WHAT IS BEING ASKED: Output the material beneath this task exactly, images excluded.

Saved entries
## START
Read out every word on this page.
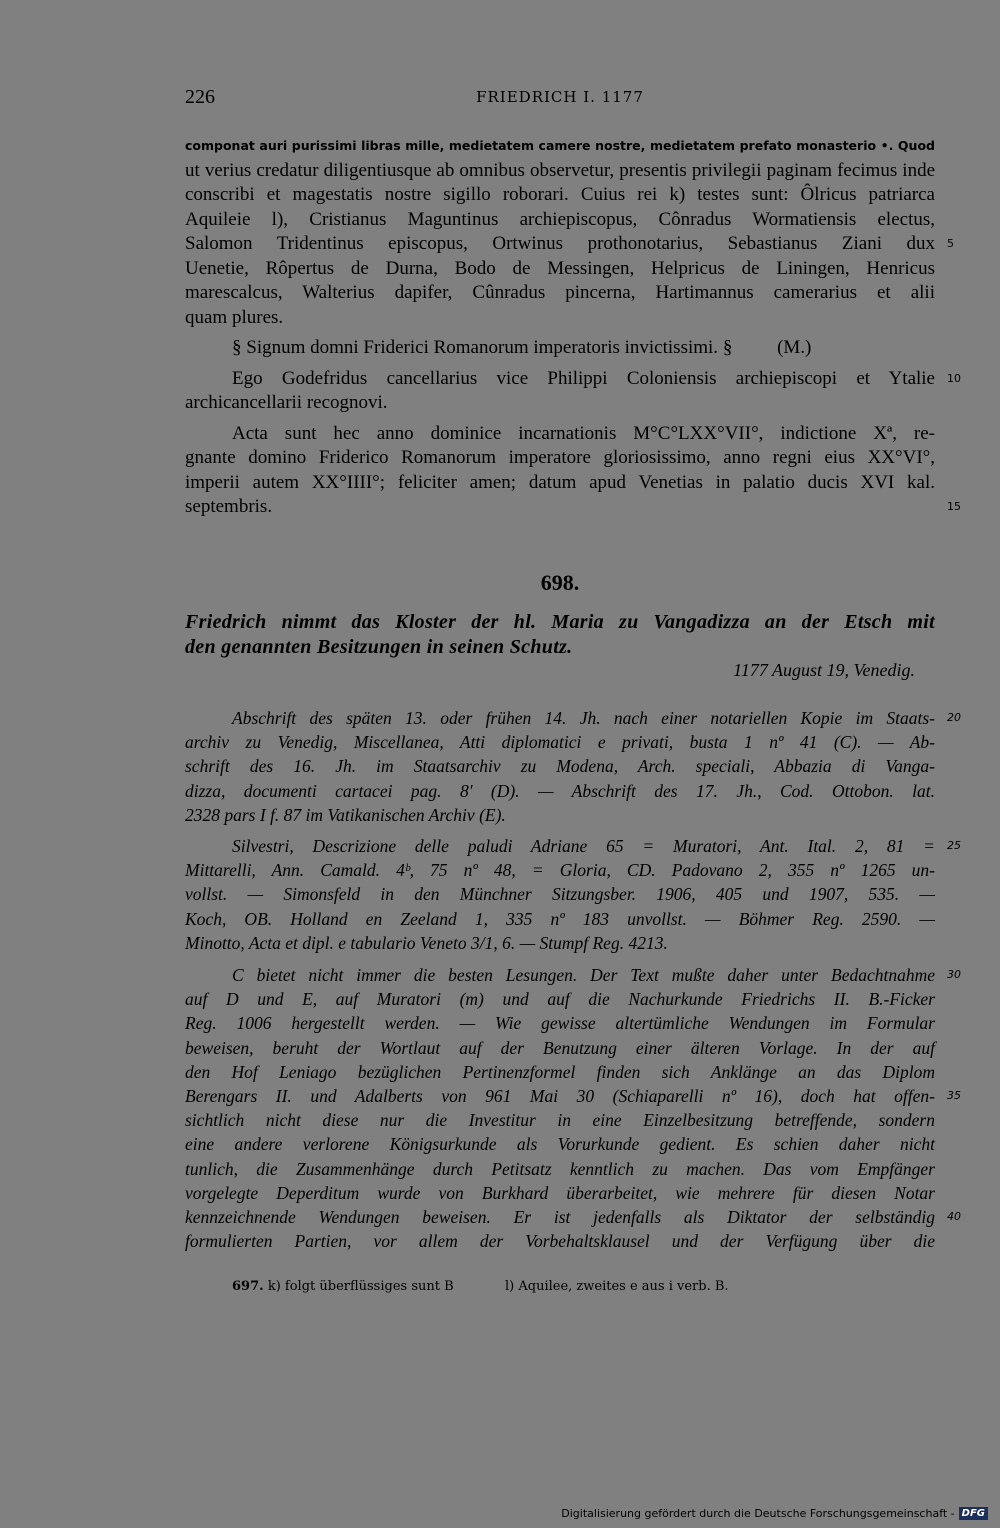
226	FRIEDRICH I. 1177
componat auri purissimi libras mille, medietatem camere nostre, medietatem prefato monasterio •. Quod
ut verius credatur diligentiusque ab omnibus observetur, presentis privilegii paginam fecimus inde
conscribi et magestatis nostre sigillo roborari. Cuius rei k) testes sunt: Ôlricus patriarca
Aquileie l), Cristianus Maguntinus archiepiscopus, Cônradus Wormatiensis electus,
Salomon Tridentinus episcopus, Ortwinus prothonotarius, Sebastianus Ziani dux 5
Uenetie, Rôpertus de Durna, Bodo de Messingen, Helpricus de Liningen, Henricus
marescalcus, Walterius dapifer, Cûnradus pincerna, Hartimannus camerarius et alii
quam plures.
§ Signum domni Friderici Romanorum imperatoris invictissimi. § (M.)
Ego Godefridus cancellarius vice Philippi Coloniensis archiepiscopi et Ytalie 10
archicancellarii recognovi.
Acta sunt hec anno dominice incarnationis M°C°LXX°VII°, indictione Xª, re-
gnante domino Friderico Romanorum imperatore gloriosissimo, anno regni eius XX°VI°,
imperii autem XX°IIII°; feliciter amen; datum apud Venetias in palatio ducis XVI kal.
septembris.	15
698.
Friedrich nimmt das Kloster der hl. Maria zu Vangadizza an der Etsch mit
den genannten Besitzungen in seinen Schutz.
1177 August 19, Venedig.
Abschrift des späten 13. oder frühen 14. Jh. nach einer notariellen Kopie im Staats- 20
archiv zu Venedig, Miscellanea, Atti diplomatici e privati, busta 1 nº 41 (C). — Ab-
schrift des 16. Jh. im Staatsarchiv zu Modena, Arch. speciali, Abbazia di Vanga-
dizza, documenti cartacei pag. 8' (D). — Abschrift des 17. Jh., Cod. Ottobon. lat.
2328 pars I f. 87 im Vatikanischen Archiv (E).
Silvestri, Descrizione delle paludi Adriane 65 = Muratori, Ant. Ital. 2, 81 = 25
Mittarelli, Ann. Camald. 4ᵇ, 75 nº 48, = Gloria, CD. Padovano 2, 355 nº 1265 un-
vollst. — Simonsfeld in den Münchner Sitzungsber. 1906, 405 und 1907, 535. —
Koch, OB. Holland en Zeeland 1, 335 nº 183 unvollst. — Böhmer Reg. 2590. —
Minotto, Acta et dipl. e tabulario Veneto 3/1, 6. — Stumpf Reg. 4213.
C bietet nicht immer die besten Lesungen. Der Text mußte daher unter Bedachtnahme 30
auf D und E, auf Muratori (m) und auf die Nachurkunde Friedrichs II. B.-Ficker
Reg. 1006 hergestellt werden. — Wie gewisse altertümliche Wendungen im Formular
beweisen, beruht der Wortlaut auf der Benutzung einer älteren Vorlage. In der auf
den Hof Leniago bezüglichen Pertinenzformel finden sich Anklänge an das Diplom
Berengars II. und Adalberts von 961 Mai 30 (Schiaparelli nº 16), doch hat offen- 35
sichtlich nicht diese nur die Investitur in eine Einzelbesitzung betreffende, sondern
eine andere verlorene Königsurkunde als Vorurkunde gedient. Es schien daher nicht
tunlich, die Zusammenhänge durch Petitsatz kenntlich zu machen. Das vom Empfänger
vorgelegte Deperditum wurde von Burkhard überarbeitet, wie mehrere für diesen Notar
kennzeichnende Wendungen beweisen. Er ist jedenfalls als Diktator der selbständig 40
formulierten Partien, vor allem der Vorbehaltsklausel und der Verfügung über die
697. k) folgt überflüssiges sunt B	l) Aquilee, zweites e aus i verb. B.
Digitalisierung gefördert durch die Deutsche Forschungsgemeinschaft - DFG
## END
ANSWER TO THE PROBLEM:
Read out every word on this page.
226	FRIEDRICH I. 1177
componat auri purissimi libras mille, medietatem camere nostre, medietatem prefato monasterio •. Quod
ut verius credatur diligentiusque ab omnibus observetur, presentis privilegii paginam fecimus inde
conscribi et magestatis nostre sigillo roborari. Cuius rei k) testes sunt: Ôlricus patriarca
Aquileie l), Cristianus Maguntinus archiepiscopus, Cônradus Wormatiensis electus,
Salomon Tridentinus episcopus, Ortwinus prothonotarius, Sebastianus Ziani dux 5
Uenetie, Rôpertus de Durna, Bodo de Messingen, Helpricus de Liningen, Henricus
marescalcus, Walterius dapifer, Cûnradus pincerna, Hartimannus camerarius et alii
quam plures.
§ Signum domni Friderici Romanorum imperatoris invictissimi. § (M.)
Ego Godefridus cancellarius vice Philippi Coloniensis archiepiscopi et Ytalie 10
archicancellarii recognovi.
Acta sunt hec anno dominice incarnationis M°C°LXX°VII°, indictione Xª, re-
gnante domino Friderico Romanorum imperatore gloriosissimo, anno regni eius XX°VI°,
imperii autem XX°IIII°; feliciter amen; datum apud Venetias in palatio ducis XVI kal.
septembris.	15
698.
Friedrich nimmt das Kloster der hl. Maria zu Vangadizza an der Etsch mit
den genannten Besitzungen in seinen Schutz.
1177 August 19, Venedig.
Abschrift des späten 13. oder frühen 14. Jh. nach einer notariellen Kopie im Staats- 20
archiv zu Venedig, Miscellanea, Atti diplomatici e privati, busta 1 nº 41 (C). — Ab-
schrift des 16. Jh. im Staatsarchiv zu Modena, Arch. speciali, Abbazia di Vanga-
dizza, documenti cartacei pag. 8' (D). — Abschrift des 17. Jh., Cod. Ottobon. lat.
2328 pars I f. 87 im Vatikanischen Archiv (E).
Silvestri, Descrizione delle paludi Adriane 65 = Muratori, Ant. Ital. 2, 81 = 25
Mittarelli, Ann. Camald. 4ᵇ, 75 nº 48, = Gloria, CD. Padovano 2, 355 nº 1265 un-
vollst. — Simonsfeld in den Münchner Sitzungsber. 1906, 405 und 1907, 535. —
Koch, OB. Holland en Zeeland 1, 335 nº 183 unvollst. — Böhmer Reg. 2590. —
Minotto, Acta et dipl. e tabulario Veneto 3/1, 6. — Stumpf Reg. 4213.
C bietet nicht immer die besten Lesungen. Der Text mußte daher unter Bedachtnahme 30
auf D und E, auf Muratori (m) und auf die Nachurkunde Friedrichs II. B.-Ficker
Reg. 1006 hergestellt werden. — Wie gewisse altertümliche Wendungen im Formular
beweisen, beruht der Wortlaut auf der Benutzung einer älteren Vorlage. In der auf
den Hof Leniago bezüglichen Pertinenzformel finden sich Anklänge an das Diplom
Berengars II. und Adalberts von 961 Mai 30 (Schiaparelli nº 16), doch hat offen- 35
sichtlich nicht diese nur die Investitur in eine Einzelbesitzung betreffende, sondern
eine andere verlorene Königsurkunde als Vorurkunde gedient. Es schien daher nicht
tunlich, die Zusammenhänge durch Petitsatz kenntlich zu machen. Das vom Empfänger
vorgelegte Deperditum wurde von Burkhard überarbeitet, wie mehrere für diesen Notar
kennzeichnende Wendungen beweisen. Er ist jedenfalls als Diktator der selbständig 40
formulierten Partien, vor allem der Vorbehaltsklausel und der Verfügung über die
697. k) folgt überflüssiges sunt B	l) Aquilee, zweites e aus i verb. B.
Digitalisierung gefördert durch die Deutsche Forschungsgemeinschaft - DFG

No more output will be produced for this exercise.